Excerpt:

Question of the Week

Using Deducer to work with R

2011-08-16 by andyw. 1 comments

If one checks out the initial question that prompted this series, a common theme in the answers is that one should use the GUI as a tool to help one build code (and not just as a crutch to do the analysis). Being able to view the code produced by the GUI should help beginner R users learn the commands (and facilitate scripting analysis in the future).  The following blog post highlights one of the popular GUI extensions to R, the Deducer package, and my initial impressions of the package.

It is obvious the makers of the Deducer package have spent an incredible amount of time creating a front end GUI to build plots using the popular ggplot2 package. While it has other capabilities, it is probably worth checking out for this feature alone (although it appears R-Commander recently added similar capabilities as well).

Installation: Long story short, on my Windows 7 laptop I was able to install Deducer once I updated to the latest version of R (2.13 as of writing this post), and installed some missing Java dependencies. After that all was well, and installing Deducer is no different than installing any other package.

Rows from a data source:
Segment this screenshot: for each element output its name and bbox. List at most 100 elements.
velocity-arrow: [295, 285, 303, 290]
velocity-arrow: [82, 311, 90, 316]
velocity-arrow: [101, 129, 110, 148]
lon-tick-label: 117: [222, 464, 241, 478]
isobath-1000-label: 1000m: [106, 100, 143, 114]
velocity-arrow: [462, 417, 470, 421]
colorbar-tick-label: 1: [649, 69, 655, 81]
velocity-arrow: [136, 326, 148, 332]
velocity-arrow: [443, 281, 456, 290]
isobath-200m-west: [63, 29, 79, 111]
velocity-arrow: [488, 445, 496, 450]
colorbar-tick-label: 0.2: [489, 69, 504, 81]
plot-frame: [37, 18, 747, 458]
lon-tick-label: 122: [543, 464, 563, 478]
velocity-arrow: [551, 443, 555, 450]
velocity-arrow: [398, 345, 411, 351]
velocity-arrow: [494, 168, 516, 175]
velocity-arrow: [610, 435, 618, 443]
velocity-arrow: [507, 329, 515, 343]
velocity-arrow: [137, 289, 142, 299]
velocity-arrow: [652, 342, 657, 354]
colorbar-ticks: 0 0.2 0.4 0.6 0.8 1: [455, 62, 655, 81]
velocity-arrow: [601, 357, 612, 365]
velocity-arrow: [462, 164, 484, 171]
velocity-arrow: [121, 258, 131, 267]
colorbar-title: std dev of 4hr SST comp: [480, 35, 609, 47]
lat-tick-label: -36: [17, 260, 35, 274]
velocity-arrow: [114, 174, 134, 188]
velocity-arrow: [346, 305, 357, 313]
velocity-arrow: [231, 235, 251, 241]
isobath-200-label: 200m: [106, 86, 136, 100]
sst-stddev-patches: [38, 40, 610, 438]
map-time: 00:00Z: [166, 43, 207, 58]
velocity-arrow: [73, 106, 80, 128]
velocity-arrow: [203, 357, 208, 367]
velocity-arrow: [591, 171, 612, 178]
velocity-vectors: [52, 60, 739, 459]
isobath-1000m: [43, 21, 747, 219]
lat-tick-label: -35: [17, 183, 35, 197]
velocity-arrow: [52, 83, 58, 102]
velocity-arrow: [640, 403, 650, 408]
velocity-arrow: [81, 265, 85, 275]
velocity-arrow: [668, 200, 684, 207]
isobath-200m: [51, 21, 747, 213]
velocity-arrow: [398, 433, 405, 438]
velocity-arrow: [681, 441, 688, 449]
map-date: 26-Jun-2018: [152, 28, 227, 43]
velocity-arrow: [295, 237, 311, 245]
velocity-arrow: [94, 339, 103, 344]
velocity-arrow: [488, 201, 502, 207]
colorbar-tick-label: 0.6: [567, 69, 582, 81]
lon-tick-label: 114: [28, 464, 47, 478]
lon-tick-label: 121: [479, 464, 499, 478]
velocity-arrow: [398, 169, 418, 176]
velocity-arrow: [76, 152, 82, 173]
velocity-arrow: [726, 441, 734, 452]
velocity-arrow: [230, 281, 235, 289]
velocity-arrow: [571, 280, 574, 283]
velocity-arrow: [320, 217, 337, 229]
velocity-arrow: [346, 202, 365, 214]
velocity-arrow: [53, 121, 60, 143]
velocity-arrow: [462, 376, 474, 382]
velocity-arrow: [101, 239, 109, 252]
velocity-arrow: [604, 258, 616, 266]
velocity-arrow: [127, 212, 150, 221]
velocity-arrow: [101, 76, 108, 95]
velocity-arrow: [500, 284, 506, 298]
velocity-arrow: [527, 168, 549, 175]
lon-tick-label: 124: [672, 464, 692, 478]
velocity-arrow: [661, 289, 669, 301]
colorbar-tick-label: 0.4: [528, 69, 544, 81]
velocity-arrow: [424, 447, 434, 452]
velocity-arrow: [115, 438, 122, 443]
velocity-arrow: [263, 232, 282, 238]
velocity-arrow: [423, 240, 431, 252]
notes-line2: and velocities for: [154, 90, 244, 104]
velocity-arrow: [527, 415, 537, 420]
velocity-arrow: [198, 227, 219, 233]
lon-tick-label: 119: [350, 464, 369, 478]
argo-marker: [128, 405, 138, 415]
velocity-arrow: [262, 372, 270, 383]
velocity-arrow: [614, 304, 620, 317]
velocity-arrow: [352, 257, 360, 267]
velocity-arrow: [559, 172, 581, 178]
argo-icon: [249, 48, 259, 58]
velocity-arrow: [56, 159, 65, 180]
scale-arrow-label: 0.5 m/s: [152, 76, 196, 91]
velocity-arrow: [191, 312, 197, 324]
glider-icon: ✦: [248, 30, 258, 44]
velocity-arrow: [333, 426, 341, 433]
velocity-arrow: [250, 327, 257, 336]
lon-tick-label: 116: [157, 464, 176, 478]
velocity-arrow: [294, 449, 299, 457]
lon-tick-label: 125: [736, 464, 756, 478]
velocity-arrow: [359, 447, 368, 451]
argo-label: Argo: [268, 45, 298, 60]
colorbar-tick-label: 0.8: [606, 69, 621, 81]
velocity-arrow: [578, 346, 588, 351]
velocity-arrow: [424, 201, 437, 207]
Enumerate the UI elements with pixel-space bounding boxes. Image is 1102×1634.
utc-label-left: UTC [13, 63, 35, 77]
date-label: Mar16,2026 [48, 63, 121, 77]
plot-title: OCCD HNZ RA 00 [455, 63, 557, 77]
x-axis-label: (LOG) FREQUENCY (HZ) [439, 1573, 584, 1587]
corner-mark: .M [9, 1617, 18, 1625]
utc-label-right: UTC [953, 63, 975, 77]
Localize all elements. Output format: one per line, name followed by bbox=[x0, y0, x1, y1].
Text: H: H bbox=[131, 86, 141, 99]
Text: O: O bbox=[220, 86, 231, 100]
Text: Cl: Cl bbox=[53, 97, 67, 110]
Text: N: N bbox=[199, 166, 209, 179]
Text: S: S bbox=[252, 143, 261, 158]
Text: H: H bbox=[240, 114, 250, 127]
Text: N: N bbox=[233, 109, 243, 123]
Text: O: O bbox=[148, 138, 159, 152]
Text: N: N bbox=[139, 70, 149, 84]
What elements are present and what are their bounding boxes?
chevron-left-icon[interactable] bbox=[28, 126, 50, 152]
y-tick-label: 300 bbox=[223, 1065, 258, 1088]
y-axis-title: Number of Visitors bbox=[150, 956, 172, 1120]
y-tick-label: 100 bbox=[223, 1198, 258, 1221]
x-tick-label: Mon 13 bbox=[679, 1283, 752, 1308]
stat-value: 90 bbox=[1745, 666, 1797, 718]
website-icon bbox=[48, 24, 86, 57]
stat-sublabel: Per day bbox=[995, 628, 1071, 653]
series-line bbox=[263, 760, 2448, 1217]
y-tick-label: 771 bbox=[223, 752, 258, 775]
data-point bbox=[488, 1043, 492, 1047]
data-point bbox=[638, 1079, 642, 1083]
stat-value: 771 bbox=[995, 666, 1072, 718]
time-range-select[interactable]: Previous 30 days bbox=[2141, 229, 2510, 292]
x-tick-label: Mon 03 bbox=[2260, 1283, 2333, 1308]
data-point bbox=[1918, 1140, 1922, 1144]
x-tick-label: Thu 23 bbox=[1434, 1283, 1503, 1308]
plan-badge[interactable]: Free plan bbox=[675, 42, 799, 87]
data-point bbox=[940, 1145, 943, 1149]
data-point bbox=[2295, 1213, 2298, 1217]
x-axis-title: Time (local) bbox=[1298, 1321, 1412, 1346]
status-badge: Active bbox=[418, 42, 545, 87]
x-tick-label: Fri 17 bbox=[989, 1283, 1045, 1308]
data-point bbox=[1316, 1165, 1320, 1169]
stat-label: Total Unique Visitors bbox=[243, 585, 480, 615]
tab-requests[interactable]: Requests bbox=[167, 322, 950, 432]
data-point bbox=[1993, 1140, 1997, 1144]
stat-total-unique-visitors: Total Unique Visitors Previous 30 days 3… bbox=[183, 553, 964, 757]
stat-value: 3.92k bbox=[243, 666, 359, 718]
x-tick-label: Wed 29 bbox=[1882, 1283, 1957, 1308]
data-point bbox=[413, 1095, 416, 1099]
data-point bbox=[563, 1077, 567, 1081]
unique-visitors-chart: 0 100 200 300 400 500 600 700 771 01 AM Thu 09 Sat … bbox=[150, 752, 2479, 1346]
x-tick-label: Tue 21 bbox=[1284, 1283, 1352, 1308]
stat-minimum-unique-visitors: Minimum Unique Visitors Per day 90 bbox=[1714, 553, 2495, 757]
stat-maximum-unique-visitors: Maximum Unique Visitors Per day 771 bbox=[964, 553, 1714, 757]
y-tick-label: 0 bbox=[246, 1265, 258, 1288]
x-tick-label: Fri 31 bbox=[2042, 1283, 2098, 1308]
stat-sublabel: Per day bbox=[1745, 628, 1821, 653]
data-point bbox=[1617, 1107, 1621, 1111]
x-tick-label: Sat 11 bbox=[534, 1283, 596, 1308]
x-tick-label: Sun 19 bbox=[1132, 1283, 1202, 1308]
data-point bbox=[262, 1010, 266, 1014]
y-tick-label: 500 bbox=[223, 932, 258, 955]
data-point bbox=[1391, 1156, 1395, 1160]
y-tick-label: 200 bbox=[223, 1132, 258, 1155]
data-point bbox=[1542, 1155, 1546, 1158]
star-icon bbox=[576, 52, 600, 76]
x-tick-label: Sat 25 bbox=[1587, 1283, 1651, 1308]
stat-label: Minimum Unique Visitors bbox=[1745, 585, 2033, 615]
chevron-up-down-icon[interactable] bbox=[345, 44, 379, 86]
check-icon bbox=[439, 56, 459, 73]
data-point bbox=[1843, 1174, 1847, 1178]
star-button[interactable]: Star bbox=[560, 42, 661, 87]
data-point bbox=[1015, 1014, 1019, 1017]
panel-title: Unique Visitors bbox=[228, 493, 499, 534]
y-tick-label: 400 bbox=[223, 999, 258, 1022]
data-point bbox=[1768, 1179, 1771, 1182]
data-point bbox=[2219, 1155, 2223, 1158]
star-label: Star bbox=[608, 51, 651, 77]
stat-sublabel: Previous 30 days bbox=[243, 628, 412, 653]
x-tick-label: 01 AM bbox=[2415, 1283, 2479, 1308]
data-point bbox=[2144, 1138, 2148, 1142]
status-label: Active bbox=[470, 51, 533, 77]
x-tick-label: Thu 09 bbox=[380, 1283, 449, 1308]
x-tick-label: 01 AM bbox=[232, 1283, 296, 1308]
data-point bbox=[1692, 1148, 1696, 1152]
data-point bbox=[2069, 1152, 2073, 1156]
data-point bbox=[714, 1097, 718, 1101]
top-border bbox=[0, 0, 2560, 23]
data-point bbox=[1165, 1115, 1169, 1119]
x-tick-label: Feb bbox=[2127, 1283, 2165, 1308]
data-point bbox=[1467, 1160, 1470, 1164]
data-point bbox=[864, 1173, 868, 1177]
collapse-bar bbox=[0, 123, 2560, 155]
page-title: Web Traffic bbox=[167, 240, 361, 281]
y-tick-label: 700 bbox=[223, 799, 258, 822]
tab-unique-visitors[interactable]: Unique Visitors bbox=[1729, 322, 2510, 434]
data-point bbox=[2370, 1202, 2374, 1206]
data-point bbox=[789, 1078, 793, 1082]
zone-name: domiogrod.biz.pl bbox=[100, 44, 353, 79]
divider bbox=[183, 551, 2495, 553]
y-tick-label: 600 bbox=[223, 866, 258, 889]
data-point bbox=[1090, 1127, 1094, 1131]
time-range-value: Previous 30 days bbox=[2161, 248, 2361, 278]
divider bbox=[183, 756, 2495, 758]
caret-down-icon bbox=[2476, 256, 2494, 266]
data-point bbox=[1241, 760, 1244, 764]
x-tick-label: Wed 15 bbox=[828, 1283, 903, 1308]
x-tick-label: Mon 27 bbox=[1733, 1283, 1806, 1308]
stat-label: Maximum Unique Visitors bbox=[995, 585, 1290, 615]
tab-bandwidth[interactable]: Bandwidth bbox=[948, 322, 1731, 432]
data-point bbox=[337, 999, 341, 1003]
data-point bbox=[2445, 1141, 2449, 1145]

The tasks:
a) Copy out the rows word for word, starting at the first row and ending at the row that contains "velocity-arrow: [462, 164, 484, 171]".
b) Extend the post about using Deducer with R, picking up after its last sentence.
The post and the rows are separate, unrelated material.

Outputs in order:
a)
Segment this screenshot: for each element output its name and bbox. List at most 100 elements.
velocity-arrow: [295, 285, 303, 290]
velocity-arrow: [82, 311, 90, 316]
velocity-arrow: [101, 129, 110, 148]
lon-tick-label: 117: [222, 464, 241, 478]
isobath-1000-label: 1000m: [106, 100, 143, 114]
velocity-arrow: [462, 417, 470, 421]
colorbar-tick-label: 1: [649, 69, 655, 81]
velocity-arrow: [136, 326, 148, 332]
velocity-arrow: [443, 281, 456, 290]
isobath-200m-west: [63, 29, 79, 111]
velocity-arrow: [488, 445, 496, 450]
colorbar-tick-label: 0.2: [489, 69, 504, 81]
plot-frame: [37, 18, 747, 458]
lon-tick-label: 122: [543, 464, 563, 478]
velocity-arrow: [551, 443, 555, 450]
velocity-arrow: [398, 345, 411, 351]
velocity-arrow: [494, 168, 516, 175]
velocity-arrow: [610, 435, 618, 443]
velocity-arrow: [507, 329, 515, 343]
velocity-arrow: [137, 289, 142, 299]
velocity-arrow: [652, 342, 657, 354]
colorbar-ticks: 0 0.2 0.4 0.6 0.8 1: [455, 62, 655, 81]
velocity-arrow: [601, 357, 612, 365]
velocity-arrow: [462, 164, 484, 171]

b)
What does Deducer do? Deducer adds GUI functionality to accomplish the following tasks:

  • load in data from various formats (csv, SPSS, etc.)
  • view data + variable types in separate data viewer
  • conduct data transformations (recode, edit factors, transformations, transpose, merge)
  • statistical analysis (mean differences, contingency tables, regression analysis)
  • A GUI for building plots using the ggplot2 package

Things I really like:

  • data viewer (with views for spreadsheet and variable view)
  • ability to import data from various formats
  • regression model explorer
  • interactive building of plots (the ability to update currently built plots is pretty awesome)

Minor Quibbles:

  • I would like all of the commands to open in their own call window, not just plots (or be able to route commands to an open (or defined script window) ala log files.
  • I am unable to use the console window if another deducer window is open (e.g. data view, regression model explorer).

Overall I’m glad I checked out the package. I suspect I will be typing library(Deducer) in the future when I am trying to make some plots with the ggplot2 package. The maintainers of the package did a nice job with including a set of commands that are essential for data analysis, along with an extensive set of online tutorials and a forum for help with the software. While the code Deducer produces by point and click is not always the greatest for learning the R language, it is a start in the right direction for those wishing to learn R.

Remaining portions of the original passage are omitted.